- EXERCISE: Single out the lines of the material that contain "团子构建助手" and copy them.

- SOURCE DATA:
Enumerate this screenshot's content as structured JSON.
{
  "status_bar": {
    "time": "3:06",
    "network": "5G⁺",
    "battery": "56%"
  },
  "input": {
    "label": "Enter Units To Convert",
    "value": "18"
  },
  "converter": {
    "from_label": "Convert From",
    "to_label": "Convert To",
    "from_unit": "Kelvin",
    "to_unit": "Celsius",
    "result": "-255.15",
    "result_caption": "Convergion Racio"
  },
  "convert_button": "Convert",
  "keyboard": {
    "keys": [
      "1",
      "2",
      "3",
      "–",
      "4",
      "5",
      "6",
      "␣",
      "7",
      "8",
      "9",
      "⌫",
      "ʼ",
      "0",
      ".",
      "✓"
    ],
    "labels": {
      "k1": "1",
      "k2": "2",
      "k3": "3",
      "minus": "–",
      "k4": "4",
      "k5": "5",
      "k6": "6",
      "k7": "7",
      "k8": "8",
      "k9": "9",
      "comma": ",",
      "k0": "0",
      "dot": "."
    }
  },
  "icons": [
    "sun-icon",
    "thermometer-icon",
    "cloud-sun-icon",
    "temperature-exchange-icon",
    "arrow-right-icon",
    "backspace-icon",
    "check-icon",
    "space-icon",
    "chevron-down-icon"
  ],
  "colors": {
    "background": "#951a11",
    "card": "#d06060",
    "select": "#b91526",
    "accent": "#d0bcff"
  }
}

--

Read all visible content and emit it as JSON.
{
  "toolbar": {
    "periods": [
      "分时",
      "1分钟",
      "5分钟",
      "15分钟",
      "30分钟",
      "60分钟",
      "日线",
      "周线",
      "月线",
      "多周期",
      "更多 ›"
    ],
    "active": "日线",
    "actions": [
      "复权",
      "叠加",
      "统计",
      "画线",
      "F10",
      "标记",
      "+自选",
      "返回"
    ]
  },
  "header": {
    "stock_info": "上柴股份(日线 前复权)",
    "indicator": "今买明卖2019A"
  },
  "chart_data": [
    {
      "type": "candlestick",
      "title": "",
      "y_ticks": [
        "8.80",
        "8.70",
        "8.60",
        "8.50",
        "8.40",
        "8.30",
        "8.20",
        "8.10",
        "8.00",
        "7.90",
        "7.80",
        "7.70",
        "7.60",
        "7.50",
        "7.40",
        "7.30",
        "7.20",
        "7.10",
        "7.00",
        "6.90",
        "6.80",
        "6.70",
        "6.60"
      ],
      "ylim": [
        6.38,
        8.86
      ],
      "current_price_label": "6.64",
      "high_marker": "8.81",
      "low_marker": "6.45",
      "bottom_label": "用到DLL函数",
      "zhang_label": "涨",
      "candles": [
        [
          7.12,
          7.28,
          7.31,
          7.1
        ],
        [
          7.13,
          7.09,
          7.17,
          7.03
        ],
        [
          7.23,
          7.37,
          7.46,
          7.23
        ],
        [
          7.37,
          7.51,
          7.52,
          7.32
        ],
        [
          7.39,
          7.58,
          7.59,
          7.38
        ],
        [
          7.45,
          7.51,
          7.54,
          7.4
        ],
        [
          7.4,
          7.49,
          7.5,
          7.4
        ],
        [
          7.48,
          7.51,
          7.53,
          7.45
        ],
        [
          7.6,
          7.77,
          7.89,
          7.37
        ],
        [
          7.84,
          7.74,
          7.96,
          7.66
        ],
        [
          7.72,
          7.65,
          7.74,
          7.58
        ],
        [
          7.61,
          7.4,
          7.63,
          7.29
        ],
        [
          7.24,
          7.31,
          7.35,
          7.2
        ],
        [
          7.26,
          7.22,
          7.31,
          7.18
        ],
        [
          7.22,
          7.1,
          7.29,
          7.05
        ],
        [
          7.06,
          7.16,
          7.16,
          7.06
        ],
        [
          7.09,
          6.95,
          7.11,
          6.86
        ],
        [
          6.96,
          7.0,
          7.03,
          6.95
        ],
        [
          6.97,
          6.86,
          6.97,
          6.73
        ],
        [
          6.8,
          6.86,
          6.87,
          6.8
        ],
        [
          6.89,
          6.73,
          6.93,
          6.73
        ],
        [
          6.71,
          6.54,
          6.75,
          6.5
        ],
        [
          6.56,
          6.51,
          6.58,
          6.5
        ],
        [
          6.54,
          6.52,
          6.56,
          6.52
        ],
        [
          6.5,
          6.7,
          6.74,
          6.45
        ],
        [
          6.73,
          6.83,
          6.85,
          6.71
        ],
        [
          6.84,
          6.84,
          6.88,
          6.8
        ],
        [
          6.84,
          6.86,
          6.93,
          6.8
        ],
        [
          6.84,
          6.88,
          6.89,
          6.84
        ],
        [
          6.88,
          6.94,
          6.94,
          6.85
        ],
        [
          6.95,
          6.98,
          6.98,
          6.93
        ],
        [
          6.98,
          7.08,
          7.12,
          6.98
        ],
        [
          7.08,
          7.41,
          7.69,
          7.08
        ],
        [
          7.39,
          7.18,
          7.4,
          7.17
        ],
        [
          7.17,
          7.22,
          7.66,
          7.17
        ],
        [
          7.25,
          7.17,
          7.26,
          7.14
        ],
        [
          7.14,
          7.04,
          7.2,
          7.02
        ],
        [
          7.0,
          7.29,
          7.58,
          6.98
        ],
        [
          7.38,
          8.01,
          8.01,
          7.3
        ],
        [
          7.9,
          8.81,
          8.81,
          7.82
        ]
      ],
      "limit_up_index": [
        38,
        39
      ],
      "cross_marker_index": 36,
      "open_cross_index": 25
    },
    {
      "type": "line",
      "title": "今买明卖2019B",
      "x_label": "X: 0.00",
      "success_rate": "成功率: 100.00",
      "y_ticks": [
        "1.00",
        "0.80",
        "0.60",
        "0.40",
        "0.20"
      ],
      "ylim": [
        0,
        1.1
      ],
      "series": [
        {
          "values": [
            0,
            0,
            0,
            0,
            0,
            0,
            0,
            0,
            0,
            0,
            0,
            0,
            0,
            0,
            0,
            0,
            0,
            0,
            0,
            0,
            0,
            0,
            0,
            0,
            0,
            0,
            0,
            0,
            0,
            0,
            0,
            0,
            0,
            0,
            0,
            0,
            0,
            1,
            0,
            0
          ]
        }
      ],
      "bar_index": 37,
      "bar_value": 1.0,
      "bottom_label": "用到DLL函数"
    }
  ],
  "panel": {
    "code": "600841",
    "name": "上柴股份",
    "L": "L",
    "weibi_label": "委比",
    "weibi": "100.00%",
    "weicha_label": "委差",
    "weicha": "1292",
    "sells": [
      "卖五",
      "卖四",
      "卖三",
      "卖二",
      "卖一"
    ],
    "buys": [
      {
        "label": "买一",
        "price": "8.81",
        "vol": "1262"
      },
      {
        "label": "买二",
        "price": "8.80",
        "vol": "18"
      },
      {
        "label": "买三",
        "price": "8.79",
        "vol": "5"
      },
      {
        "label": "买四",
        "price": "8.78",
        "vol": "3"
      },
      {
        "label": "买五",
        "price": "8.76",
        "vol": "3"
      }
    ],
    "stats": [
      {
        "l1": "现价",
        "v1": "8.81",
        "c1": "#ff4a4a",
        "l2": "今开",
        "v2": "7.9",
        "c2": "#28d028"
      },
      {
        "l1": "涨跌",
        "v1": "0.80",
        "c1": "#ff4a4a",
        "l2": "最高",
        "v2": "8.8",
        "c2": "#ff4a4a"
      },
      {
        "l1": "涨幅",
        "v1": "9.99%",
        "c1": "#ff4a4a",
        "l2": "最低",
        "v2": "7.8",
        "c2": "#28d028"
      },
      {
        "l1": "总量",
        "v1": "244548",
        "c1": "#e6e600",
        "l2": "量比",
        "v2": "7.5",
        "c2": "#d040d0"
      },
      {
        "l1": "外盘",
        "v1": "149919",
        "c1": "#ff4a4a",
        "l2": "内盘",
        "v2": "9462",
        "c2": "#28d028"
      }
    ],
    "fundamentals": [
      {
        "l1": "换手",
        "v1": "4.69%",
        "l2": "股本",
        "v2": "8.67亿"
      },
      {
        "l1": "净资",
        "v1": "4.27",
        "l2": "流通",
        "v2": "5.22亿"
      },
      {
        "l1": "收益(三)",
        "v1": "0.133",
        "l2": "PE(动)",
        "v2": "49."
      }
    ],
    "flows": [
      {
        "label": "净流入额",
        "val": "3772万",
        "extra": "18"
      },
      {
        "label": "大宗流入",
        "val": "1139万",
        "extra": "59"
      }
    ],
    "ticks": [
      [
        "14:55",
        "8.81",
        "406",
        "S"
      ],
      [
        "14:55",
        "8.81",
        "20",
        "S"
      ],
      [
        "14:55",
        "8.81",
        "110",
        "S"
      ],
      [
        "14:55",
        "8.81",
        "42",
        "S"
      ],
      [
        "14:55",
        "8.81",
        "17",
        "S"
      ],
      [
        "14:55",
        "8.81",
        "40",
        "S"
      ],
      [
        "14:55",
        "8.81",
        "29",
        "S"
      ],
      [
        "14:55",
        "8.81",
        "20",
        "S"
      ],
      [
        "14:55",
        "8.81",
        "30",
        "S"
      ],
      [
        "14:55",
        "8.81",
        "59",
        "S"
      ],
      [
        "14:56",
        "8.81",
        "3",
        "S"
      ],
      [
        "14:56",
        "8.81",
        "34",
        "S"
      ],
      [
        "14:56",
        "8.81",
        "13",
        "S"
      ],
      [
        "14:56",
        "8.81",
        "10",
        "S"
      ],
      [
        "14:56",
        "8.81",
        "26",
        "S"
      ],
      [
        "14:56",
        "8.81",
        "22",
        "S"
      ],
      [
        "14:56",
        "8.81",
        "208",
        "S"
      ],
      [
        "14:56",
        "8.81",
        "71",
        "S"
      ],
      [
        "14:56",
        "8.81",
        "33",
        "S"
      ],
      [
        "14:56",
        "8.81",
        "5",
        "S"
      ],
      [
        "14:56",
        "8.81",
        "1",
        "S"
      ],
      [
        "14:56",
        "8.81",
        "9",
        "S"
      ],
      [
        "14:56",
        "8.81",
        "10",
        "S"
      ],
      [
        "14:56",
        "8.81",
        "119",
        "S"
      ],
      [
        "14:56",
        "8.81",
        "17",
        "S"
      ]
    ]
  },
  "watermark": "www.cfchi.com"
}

* * *

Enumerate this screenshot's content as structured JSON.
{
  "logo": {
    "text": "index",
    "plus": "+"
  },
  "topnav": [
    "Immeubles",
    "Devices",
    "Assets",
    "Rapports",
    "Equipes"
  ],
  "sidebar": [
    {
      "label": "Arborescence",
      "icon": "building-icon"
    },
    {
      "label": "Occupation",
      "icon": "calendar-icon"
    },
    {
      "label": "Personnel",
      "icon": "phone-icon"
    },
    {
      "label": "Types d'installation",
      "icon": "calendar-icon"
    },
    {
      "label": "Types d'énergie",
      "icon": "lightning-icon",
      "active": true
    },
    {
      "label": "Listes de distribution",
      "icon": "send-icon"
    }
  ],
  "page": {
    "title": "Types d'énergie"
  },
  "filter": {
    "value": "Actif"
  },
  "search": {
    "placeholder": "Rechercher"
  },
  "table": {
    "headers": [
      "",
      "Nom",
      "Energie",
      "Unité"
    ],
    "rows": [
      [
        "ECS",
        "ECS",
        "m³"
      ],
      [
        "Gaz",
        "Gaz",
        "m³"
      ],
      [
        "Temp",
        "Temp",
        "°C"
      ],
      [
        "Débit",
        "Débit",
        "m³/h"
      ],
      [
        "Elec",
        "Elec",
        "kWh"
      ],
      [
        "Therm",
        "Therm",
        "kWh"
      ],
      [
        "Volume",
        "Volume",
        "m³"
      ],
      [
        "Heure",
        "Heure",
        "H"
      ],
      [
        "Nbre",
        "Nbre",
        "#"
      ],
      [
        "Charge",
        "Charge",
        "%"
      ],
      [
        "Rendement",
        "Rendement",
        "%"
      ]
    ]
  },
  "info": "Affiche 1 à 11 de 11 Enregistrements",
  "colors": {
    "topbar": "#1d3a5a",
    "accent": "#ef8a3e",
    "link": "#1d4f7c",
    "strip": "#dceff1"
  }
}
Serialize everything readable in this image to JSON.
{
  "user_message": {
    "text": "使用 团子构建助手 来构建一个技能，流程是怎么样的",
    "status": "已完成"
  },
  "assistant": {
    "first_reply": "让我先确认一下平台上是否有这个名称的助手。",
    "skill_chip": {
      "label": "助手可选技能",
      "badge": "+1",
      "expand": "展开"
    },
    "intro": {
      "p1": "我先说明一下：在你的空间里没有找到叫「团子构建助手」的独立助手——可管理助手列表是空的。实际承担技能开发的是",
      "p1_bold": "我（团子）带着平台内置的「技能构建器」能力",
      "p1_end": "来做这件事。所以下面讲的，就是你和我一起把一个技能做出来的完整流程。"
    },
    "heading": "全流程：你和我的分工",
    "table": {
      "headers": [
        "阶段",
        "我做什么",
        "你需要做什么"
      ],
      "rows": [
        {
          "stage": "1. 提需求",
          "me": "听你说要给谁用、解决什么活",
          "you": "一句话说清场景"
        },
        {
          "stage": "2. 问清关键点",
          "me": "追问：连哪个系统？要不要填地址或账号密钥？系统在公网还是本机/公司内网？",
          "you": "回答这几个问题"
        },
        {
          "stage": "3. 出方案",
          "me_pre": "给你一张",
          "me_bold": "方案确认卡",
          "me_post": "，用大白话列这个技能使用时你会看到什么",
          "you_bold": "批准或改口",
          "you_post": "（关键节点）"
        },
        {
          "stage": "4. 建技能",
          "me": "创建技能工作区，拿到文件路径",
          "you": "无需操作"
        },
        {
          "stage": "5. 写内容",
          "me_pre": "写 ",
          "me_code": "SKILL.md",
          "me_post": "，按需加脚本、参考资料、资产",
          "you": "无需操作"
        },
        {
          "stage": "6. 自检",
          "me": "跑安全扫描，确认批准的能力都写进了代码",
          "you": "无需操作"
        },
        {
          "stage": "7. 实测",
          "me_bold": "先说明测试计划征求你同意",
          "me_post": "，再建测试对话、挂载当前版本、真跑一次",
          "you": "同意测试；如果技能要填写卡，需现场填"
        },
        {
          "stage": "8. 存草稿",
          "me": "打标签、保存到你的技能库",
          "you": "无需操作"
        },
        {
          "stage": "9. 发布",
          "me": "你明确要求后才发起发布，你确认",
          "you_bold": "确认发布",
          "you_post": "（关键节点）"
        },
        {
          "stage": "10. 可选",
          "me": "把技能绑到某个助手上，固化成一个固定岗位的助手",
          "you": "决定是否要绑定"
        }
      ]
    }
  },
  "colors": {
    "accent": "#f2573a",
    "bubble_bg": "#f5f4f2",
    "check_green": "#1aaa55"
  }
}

- FINAL RESULT:
    "text": "使用 团子构建助手 来构建一个技能，流程是怎么样的",
      "p1": "我先说明一下：在你的空间里没有找到叫「团子构建助手」的独立助手——可管理助手列表是空的。实际承担技能开发的是",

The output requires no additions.